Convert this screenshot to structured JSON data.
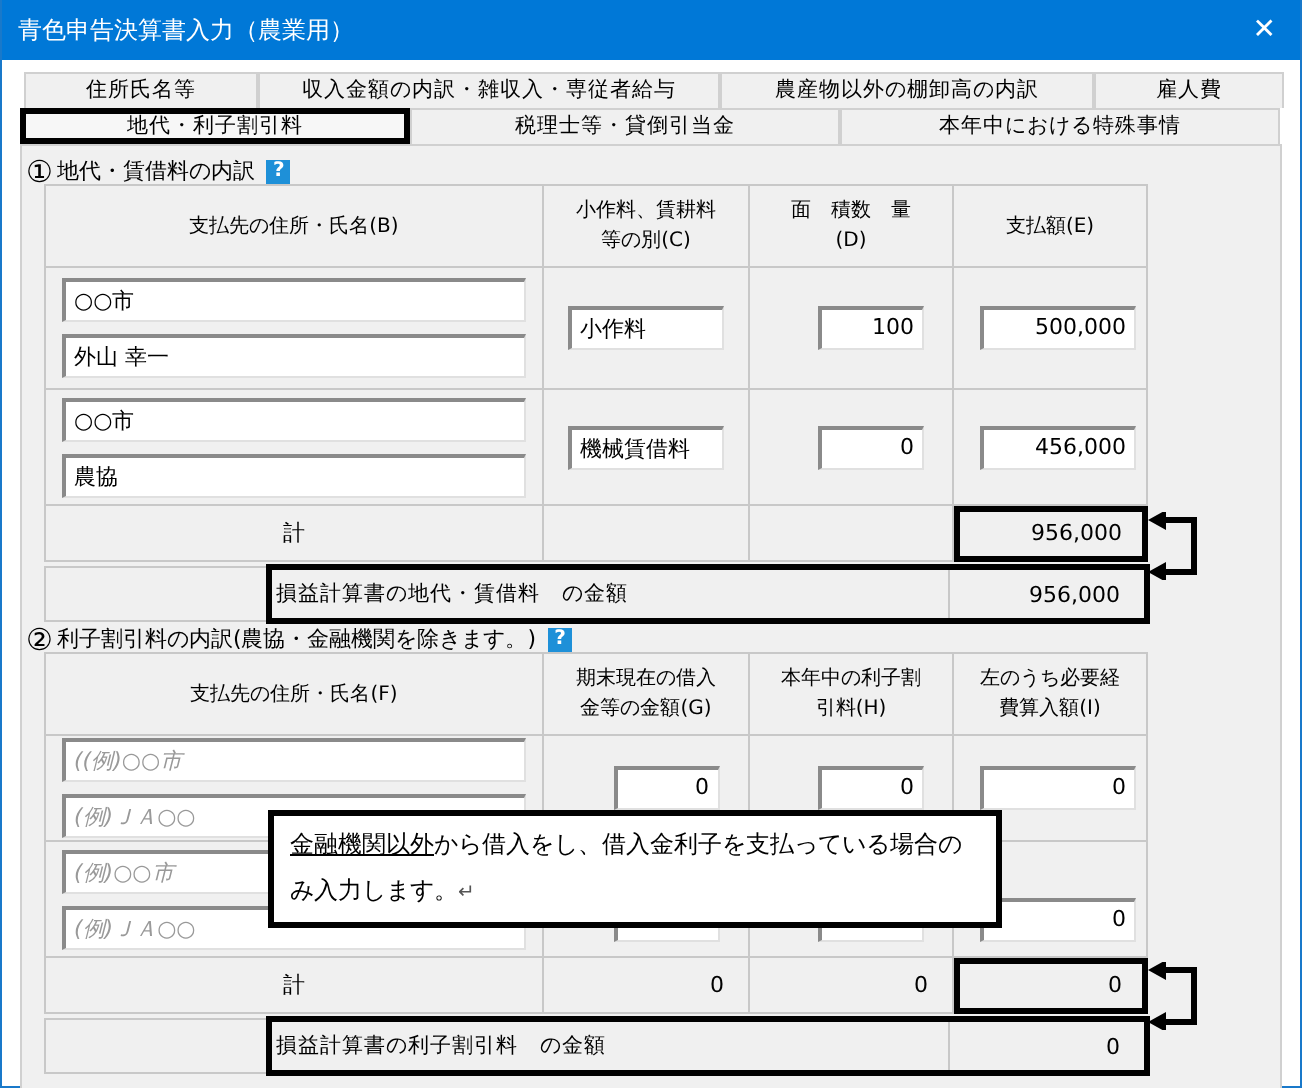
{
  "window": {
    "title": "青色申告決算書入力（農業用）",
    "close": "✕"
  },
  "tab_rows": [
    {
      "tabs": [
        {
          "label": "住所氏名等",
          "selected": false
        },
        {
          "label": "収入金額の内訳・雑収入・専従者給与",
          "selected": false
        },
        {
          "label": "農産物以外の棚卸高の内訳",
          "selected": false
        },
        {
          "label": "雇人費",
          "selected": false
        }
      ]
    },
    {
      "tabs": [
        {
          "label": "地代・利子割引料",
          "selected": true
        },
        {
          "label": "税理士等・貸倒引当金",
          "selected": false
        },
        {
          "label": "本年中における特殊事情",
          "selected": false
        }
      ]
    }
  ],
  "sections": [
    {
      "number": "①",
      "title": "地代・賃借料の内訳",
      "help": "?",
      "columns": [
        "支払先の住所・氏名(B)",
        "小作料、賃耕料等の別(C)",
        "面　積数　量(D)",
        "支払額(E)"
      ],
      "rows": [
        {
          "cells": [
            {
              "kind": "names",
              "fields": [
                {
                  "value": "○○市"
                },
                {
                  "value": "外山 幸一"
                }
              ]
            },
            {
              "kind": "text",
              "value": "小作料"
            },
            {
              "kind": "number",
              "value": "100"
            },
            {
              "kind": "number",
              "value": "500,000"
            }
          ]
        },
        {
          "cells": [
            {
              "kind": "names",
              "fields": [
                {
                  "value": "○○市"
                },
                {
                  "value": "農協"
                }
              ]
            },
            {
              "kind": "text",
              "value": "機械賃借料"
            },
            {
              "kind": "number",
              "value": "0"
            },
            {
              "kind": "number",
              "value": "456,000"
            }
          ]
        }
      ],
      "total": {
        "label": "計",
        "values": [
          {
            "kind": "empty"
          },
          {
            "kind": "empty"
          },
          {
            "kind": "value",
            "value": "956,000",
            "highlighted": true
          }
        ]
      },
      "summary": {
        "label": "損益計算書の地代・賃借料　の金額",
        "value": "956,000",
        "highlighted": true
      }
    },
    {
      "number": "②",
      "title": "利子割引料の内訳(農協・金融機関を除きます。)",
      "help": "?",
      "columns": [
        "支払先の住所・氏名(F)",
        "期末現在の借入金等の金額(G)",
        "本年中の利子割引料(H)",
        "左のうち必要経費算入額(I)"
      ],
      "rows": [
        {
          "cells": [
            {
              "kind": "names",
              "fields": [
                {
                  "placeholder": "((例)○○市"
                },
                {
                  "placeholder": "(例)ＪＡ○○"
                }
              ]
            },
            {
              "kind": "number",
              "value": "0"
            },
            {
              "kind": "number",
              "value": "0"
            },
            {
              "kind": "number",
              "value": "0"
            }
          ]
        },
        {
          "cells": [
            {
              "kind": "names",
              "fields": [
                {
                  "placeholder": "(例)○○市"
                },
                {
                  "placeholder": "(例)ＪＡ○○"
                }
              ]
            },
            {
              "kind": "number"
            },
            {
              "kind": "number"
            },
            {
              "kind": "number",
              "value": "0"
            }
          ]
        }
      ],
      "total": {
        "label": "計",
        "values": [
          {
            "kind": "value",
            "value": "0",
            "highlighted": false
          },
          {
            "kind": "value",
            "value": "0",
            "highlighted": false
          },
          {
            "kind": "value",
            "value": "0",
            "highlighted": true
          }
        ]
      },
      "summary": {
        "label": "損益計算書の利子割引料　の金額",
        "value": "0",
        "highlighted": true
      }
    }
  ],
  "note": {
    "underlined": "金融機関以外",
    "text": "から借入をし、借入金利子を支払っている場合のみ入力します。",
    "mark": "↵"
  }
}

============

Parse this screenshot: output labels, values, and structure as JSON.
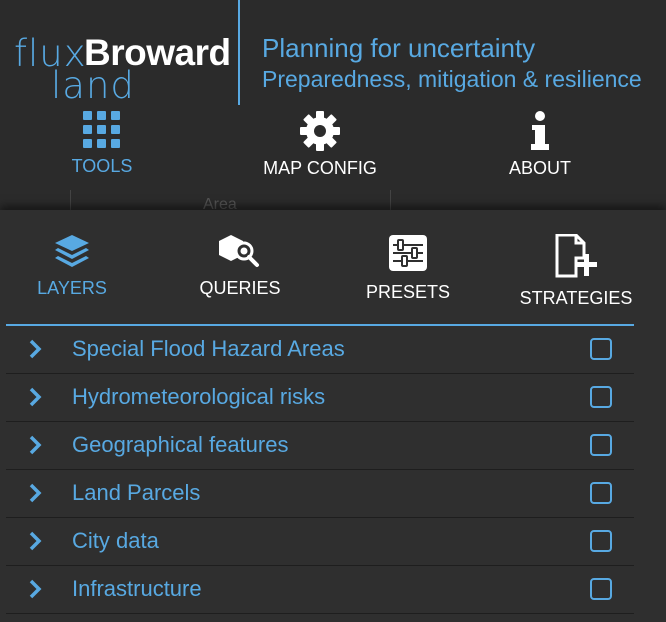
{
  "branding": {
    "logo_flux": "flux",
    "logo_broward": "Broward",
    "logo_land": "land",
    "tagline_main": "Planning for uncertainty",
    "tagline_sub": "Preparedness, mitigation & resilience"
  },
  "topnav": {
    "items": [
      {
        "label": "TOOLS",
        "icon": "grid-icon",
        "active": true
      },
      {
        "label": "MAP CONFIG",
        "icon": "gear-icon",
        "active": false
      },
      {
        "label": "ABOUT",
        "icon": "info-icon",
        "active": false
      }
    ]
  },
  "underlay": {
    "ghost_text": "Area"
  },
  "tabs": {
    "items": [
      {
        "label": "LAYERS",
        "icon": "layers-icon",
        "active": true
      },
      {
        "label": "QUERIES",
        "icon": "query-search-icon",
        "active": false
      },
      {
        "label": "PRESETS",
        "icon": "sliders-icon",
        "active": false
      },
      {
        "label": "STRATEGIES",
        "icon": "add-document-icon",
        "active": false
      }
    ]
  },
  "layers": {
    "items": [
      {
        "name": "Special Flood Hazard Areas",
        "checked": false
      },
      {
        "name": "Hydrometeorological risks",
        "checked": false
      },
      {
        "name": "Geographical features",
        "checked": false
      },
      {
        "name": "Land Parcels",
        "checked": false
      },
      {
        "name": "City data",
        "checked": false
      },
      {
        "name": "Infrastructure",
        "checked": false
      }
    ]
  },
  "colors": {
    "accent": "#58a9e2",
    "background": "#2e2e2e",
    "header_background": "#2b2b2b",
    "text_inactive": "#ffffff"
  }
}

============

◆ Task directions
Gather each line from the listing above that holds "icon".

◆ Response for this exercise
        "icon": "grid-icon",
        "icon": "gear-icon",
        "icon": "info-icon",
        "icon": "layers-icon",
        "icon": "query-search-icon",
        "icon": "sliders-icon",
        "icon": "add-document-icon",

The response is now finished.